» **OBJECTIVE**:
Work through the material below and count the lines holding the word "head"; give that count and nothing more.

» **EXCERPTED DATA**:

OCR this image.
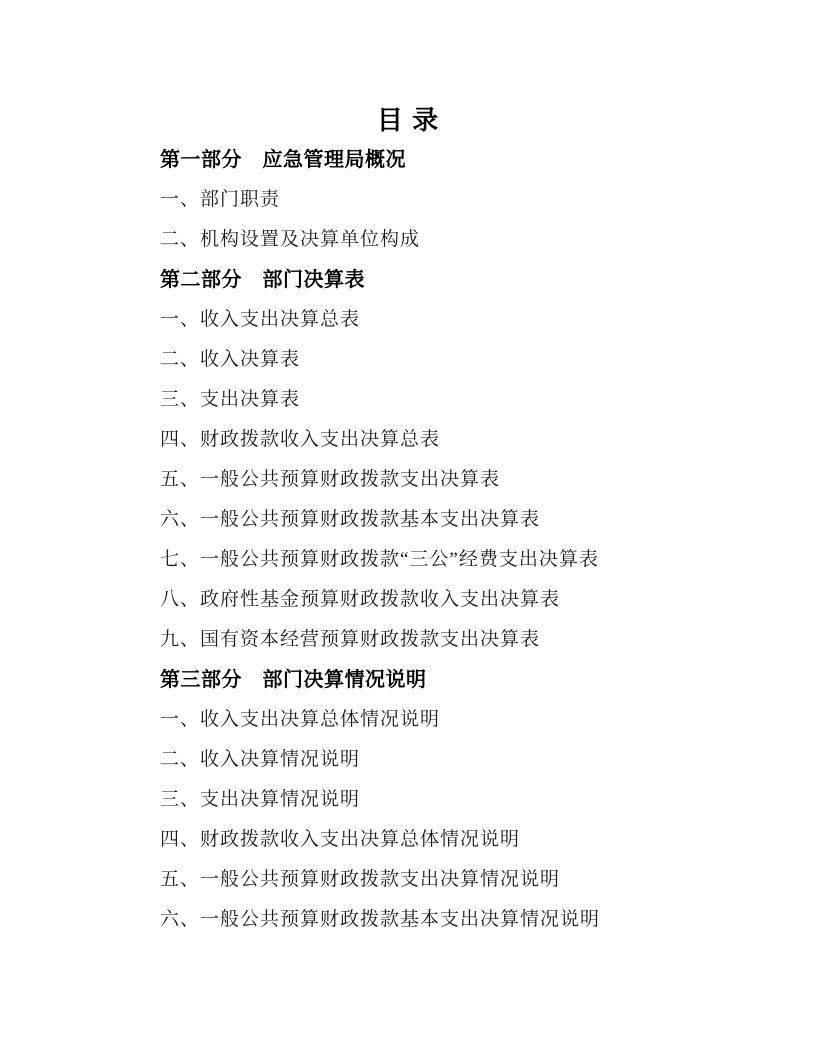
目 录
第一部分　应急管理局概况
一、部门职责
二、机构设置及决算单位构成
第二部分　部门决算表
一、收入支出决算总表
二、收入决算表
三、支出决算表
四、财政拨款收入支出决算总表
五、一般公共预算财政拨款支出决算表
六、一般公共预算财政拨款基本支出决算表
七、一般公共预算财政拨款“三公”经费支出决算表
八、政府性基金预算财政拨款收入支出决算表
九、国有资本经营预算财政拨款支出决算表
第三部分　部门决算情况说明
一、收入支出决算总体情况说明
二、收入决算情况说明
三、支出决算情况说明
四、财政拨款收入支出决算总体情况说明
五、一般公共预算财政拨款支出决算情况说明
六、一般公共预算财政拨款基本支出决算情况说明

--

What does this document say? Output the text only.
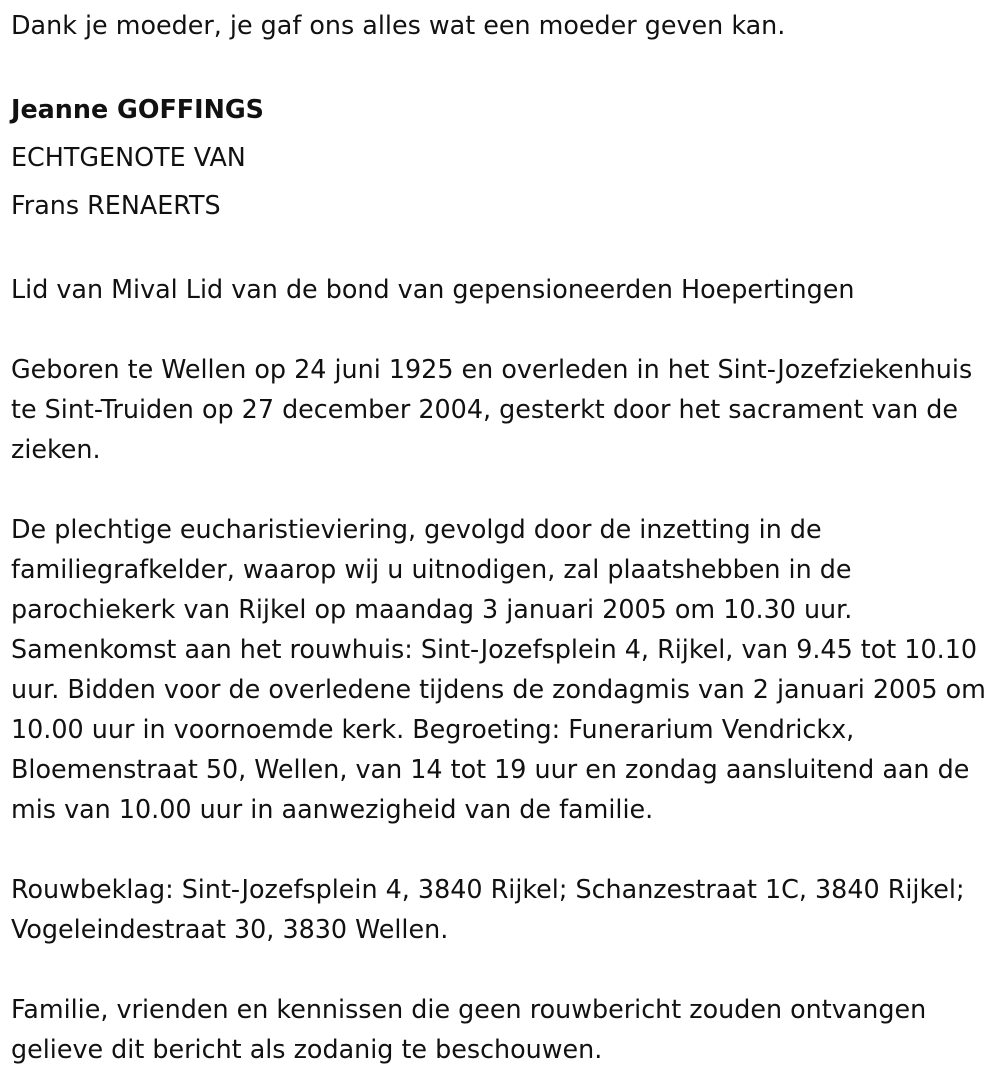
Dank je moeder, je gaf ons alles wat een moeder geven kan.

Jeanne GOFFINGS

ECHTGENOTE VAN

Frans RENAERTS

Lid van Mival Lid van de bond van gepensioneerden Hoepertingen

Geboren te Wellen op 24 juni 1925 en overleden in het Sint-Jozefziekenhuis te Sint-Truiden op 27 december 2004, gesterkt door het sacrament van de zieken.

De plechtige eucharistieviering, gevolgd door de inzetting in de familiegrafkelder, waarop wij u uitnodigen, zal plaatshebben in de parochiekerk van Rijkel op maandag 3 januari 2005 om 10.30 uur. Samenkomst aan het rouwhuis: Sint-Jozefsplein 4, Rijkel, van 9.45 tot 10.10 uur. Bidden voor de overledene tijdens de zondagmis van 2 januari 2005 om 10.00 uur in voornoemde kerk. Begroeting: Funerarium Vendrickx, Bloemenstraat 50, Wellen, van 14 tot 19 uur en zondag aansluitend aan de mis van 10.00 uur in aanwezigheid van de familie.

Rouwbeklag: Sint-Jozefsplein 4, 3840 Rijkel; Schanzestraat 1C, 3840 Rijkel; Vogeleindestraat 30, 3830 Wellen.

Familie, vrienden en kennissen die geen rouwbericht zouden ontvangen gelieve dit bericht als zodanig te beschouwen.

==

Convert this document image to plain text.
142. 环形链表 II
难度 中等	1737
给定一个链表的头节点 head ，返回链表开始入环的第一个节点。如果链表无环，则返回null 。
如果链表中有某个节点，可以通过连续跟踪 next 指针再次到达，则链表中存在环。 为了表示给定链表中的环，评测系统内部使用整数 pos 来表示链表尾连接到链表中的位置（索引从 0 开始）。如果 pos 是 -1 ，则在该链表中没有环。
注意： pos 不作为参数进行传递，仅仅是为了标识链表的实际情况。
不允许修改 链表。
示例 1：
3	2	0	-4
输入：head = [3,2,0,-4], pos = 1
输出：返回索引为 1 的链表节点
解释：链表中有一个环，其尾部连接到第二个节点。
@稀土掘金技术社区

» **SOLUTION FOR THIS EXERCISE**:
2